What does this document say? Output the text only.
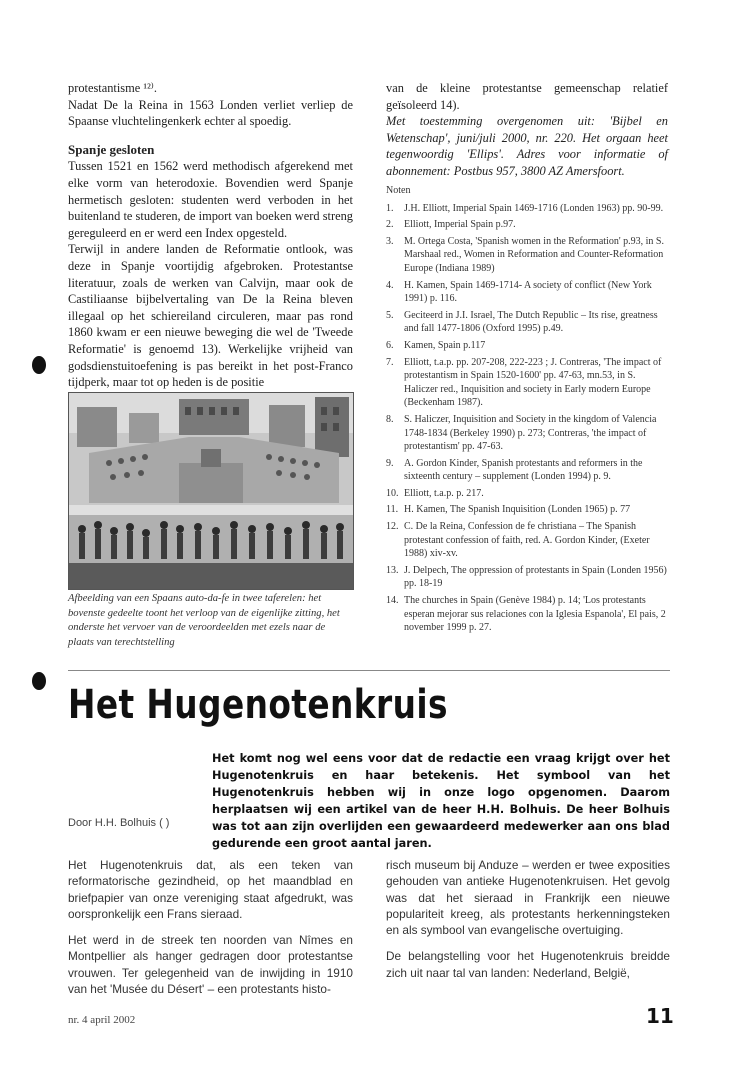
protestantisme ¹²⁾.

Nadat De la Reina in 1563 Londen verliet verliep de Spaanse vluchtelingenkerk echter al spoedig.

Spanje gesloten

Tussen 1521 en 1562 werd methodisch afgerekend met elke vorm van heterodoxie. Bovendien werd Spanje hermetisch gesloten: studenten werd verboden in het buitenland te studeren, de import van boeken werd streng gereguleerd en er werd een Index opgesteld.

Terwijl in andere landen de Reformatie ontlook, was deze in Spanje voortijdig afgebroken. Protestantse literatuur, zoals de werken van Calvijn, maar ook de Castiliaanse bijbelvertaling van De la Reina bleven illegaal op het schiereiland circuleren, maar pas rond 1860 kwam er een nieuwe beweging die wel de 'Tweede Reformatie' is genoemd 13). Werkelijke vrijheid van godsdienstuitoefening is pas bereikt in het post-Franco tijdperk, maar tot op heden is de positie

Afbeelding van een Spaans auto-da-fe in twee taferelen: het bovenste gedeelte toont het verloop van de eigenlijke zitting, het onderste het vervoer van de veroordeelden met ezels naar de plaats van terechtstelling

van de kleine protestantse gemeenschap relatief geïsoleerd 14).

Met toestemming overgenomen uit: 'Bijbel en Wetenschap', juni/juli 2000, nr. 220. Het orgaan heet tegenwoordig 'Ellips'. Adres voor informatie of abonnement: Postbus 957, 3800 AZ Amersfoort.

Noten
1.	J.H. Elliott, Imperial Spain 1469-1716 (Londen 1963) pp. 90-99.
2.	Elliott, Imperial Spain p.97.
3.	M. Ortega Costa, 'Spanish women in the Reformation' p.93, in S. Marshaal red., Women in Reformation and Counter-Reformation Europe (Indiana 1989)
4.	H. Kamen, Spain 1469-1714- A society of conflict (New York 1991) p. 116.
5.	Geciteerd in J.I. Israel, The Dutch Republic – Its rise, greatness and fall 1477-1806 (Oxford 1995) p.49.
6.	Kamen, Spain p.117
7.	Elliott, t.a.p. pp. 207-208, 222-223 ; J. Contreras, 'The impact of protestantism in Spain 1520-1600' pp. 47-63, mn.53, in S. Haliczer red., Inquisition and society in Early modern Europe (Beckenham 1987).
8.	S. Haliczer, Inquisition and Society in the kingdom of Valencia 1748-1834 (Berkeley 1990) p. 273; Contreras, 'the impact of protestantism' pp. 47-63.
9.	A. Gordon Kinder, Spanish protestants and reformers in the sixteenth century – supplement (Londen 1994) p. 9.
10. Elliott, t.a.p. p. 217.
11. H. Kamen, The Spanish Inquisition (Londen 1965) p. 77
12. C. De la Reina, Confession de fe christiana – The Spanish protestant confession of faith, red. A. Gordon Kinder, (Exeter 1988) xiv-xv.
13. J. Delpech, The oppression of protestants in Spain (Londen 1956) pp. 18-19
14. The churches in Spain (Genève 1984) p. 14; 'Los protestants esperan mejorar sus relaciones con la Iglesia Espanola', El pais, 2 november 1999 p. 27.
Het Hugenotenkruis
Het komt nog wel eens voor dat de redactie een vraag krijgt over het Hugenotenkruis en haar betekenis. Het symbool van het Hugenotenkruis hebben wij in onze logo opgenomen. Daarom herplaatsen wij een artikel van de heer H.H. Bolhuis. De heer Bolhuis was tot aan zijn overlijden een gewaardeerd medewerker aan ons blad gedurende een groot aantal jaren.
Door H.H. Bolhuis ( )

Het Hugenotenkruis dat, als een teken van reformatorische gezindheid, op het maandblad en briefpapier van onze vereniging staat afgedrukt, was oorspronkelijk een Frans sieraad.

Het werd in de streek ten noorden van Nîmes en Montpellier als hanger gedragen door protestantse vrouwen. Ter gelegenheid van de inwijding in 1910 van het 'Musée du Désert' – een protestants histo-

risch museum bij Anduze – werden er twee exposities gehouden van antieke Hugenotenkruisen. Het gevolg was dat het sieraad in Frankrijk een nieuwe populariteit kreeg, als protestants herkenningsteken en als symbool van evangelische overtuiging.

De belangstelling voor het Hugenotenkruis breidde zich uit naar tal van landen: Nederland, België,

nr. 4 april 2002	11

------------------------------------------------------------

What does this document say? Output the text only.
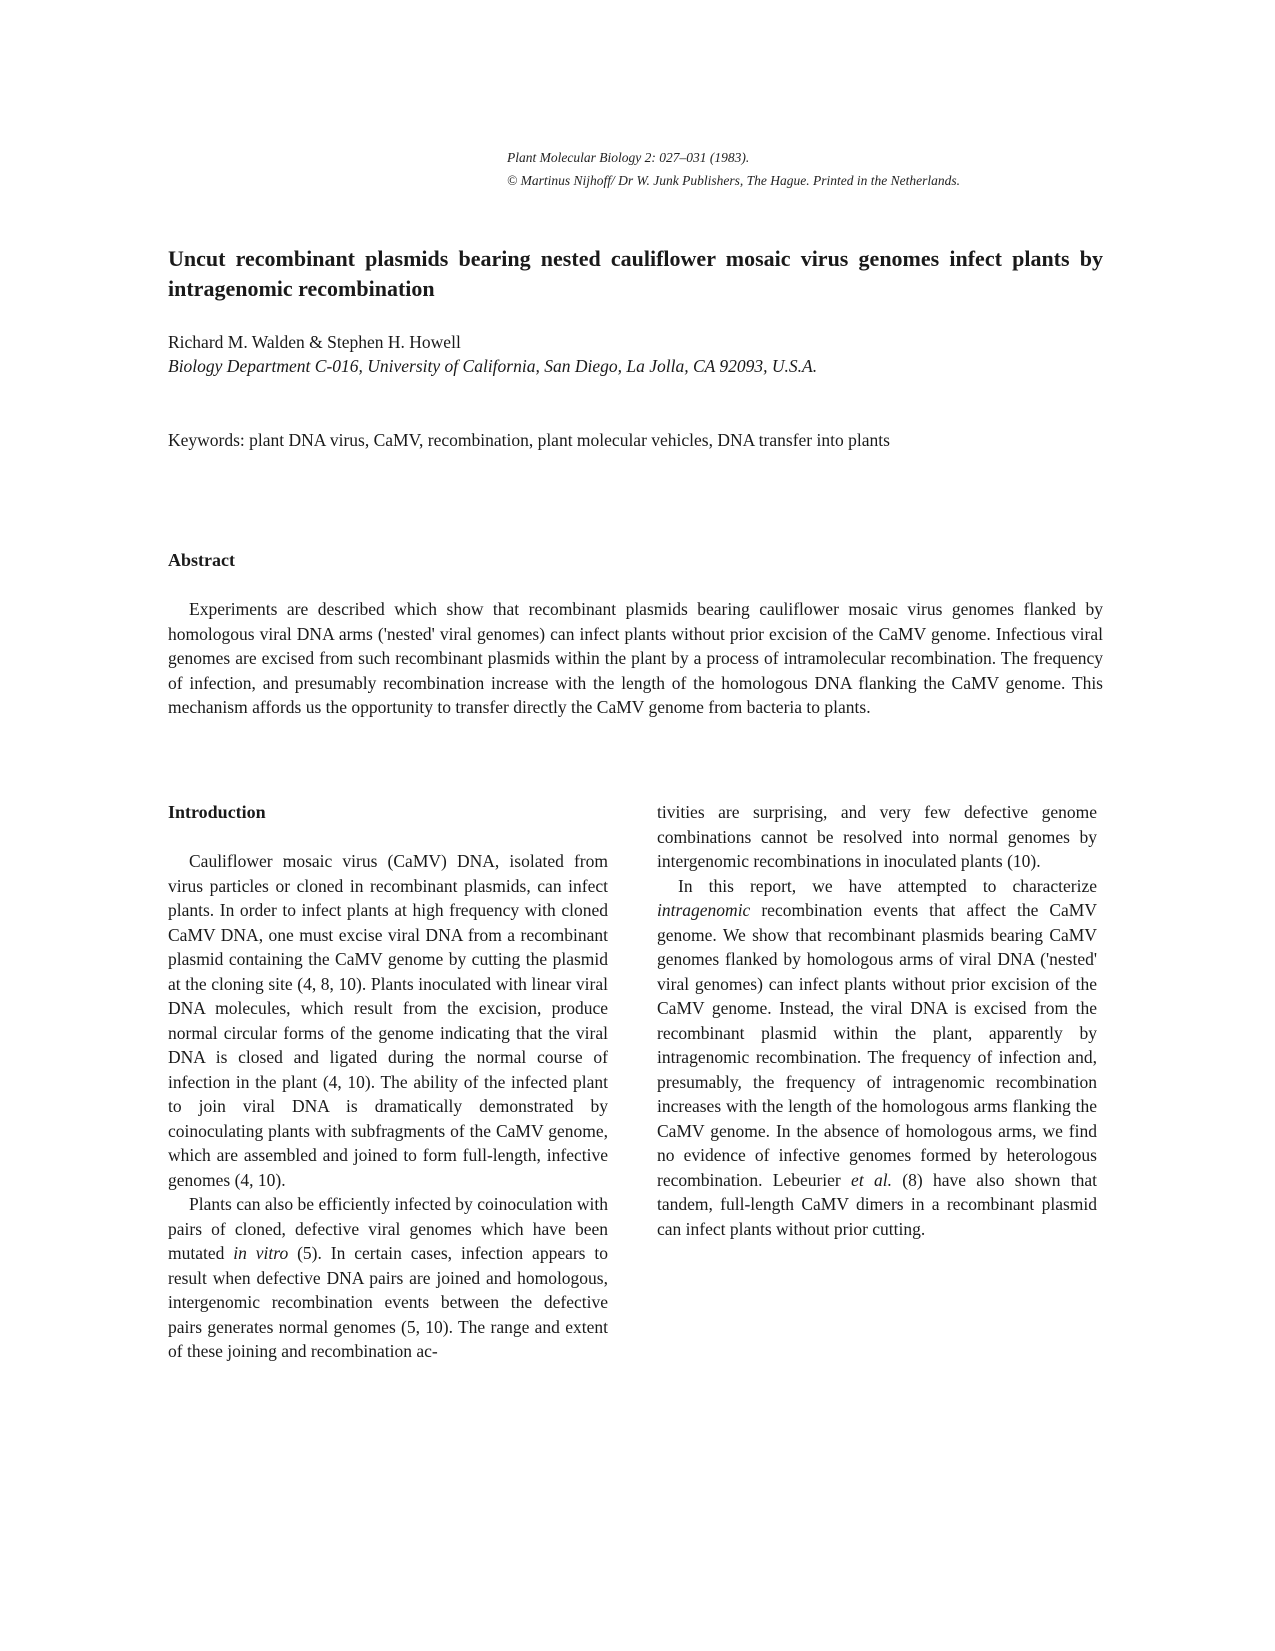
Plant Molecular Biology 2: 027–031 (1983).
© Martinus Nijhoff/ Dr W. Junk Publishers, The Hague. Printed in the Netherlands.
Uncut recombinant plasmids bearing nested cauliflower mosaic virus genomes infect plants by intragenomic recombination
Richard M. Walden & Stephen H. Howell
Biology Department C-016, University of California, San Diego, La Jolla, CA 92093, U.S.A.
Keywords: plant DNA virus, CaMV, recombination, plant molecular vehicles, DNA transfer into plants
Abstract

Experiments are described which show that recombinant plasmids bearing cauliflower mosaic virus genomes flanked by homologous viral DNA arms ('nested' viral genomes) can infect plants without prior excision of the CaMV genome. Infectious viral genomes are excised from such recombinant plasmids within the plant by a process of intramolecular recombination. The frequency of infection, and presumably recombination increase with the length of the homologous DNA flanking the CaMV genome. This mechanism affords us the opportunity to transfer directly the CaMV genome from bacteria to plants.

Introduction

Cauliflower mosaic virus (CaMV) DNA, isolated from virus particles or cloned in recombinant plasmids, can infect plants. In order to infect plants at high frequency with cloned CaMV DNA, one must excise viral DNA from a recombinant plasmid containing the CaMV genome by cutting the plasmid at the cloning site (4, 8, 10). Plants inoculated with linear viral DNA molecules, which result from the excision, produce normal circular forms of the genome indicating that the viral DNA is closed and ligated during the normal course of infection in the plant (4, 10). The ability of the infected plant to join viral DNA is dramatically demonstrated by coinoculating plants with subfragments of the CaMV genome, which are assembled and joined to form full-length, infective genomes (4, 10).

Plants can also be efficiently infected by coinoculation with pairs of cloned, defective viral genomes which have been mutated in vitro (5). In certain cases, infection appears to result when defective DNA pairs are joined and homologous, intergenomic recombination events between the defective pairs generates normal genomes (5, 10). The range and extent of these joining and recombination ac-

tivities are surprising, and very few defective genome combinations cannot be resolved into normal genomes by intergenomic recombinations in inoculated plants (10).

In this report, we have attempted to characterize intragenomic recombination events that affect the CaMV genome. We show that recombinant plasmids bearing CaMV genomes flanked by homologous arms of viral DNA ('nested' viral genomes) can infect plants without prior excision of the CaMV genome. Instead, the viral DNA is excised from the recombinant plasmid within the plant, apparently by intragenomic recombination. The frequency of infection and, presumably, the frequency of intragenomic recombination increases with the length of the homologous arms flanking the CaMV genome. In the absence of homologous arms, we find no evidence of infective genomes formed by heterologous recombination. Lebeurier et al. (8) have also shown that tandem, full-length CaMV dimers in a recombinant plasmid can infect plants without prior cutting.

------------------------------------------------------------

- **REQUIRED WORK**
Look through the listing, and copy each line in which the string "Biology" turns up.

- **WRITTEN SOLUTION**
Plant Molecular Biology 2: 027–031 (1983).
Biology Department C-016, University of California, San Diego, La Jolla, CA 92093, U.S.A.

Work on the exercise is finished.